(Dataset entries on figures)
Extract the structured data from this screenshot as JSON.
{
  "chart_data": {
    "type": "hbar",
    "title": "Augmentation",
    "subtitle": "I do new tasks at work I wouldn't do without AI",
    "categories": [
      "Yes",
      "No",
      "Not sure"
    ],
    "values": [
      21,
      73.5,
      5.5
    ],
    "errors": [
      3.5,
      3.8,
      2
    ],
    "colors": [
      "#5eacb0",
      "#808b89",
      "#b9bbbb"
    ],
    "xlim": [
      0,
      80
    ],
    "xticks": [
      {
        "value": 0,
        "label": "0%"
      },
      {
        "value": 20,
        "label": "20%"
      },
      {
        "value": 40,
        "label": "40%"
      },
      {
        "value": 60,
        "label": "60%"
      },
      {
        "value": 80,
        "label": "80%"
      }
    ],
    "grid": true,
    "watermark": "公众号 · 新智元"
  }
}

» Given exercise:
Reproduce the data shown above exactly.

» Response for this exercise:
Extract the structured data from this screenshot as JSON.
{
  "chart_data": {
    "type": "hbar",
    "title": "Augmentation",
    "subtitle": "I do new tasks at work I wouldn't do without AI",
    "categories": [
      "Yes",
      "No",
      "Not sure"
    ],
    "values": [
      21,
      73.5,
      5.5
    ],
    "errors": [
      3.5,
      3.8,
      2
    ],
    "colors": [
      "#5eacb0",
      "#808b89",
      "#b9bbbb"
    ],
    "xlim": [
      0,
      80
    ],
    "xticks": [
      {
        "value": 0,
        "label": "0%"
      },
      {
        "value": 20,
        "label": "20%"
      },
      {
        "value": 40,
        "label": "40%"
      },
      {
        "value": 60,
        "label": "60%"
      },
      {
        "value": 80,
        "label": "80%"
      }
    ],
    "grid": true,
    "watermark": "公众号 · 新智元"
  }
}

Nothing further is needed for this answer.